# Objective:
Below are some records; repeat them all exactly, minus the pictures.

--- BEGIN The records ---

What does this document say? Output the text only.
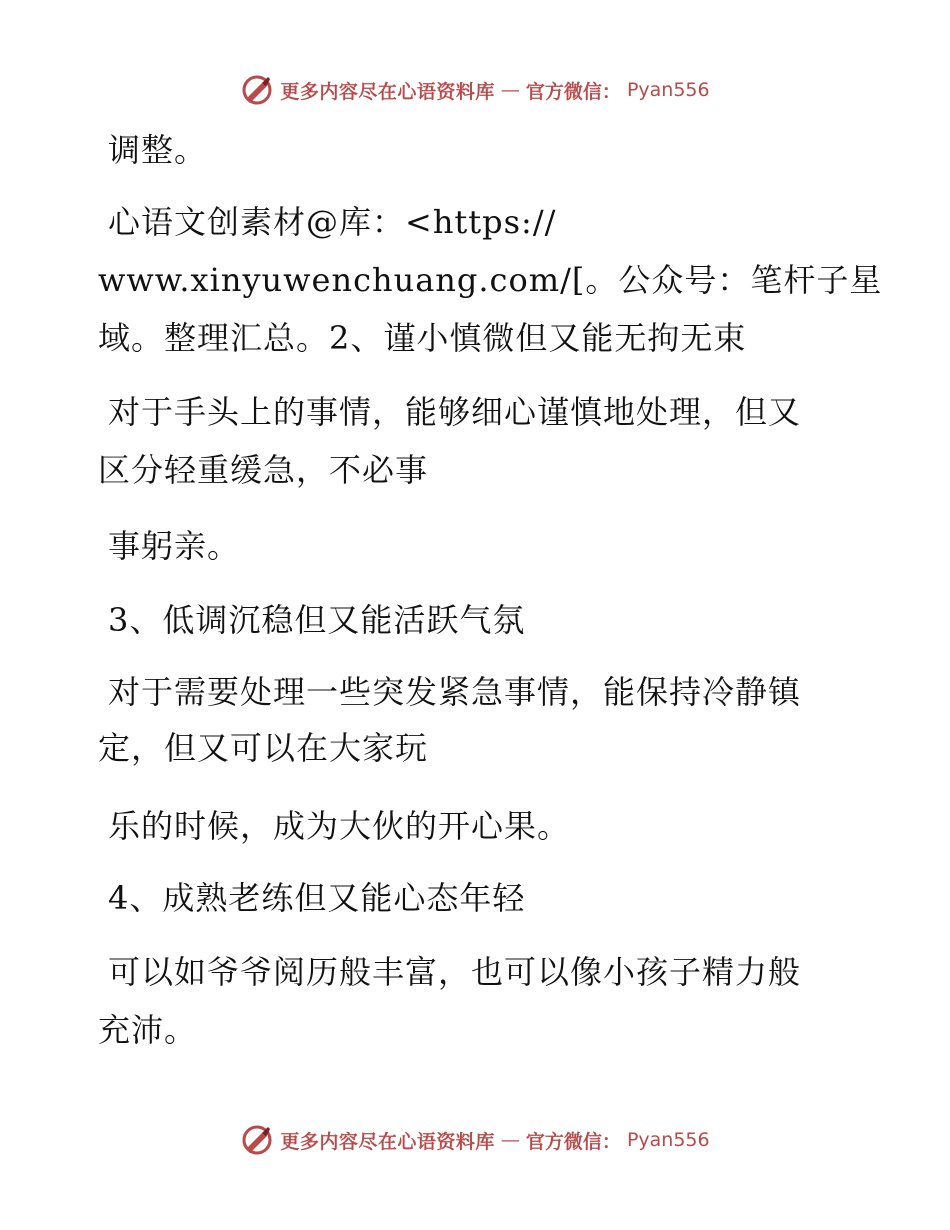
更多内容尽在心语资料库 — 官方微信： Pyan556
调整。
心语文创素材@库：<https://
www.xinyuwenchuang.com/[。公众号：笔杆子星
域。整理汇总。2、谨小慎微但又能无拘无束
对于手头上的事情，能够细心谨慎地处理，但又
区分轻重缓急，不必事
事躬亲。
3、低调沉稳但又能活跃气氛
对于需要处理一些突发紧急事情，能保持冷静镇
定，但又可以在大家玩
乐的时候，成为大伙的开心果。
4、成熟老练但又能心态年轻
可以如爷爷阅历般丰富，也可以像小孩子精力般
充沛。
更多内容尽在心语资料库 — 官方微信： Pyan556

--- END The records ---

# In response:
What does this document say? Output the text only.
更多内容尽在心语资料库 — 官方微信： Pyan556
调整。
心语文创素材@库：<https://
www.xinyuwenchuang.com/[。公众号：笔杆子星
域。整理汇总。2、谨小慎微但又能无拘无束
对于手头上的事情，能够细心谨慎地处理，但又
区分轻重缓急，不必事
事躬亲。
3、低调沉稳但又能活跃气氛
对于需要处理一些突发紧急事情，能保持冷静镇
定，但又可以在大家玩
乐的时候，成为大伙的开心果。
4、成熟老练但又能心态年轻
可以如爷爷阅历般丰富，也可以像小孩子精力般
充沛。
更多内容尽在心语资料库 — 官方微信： Pyan556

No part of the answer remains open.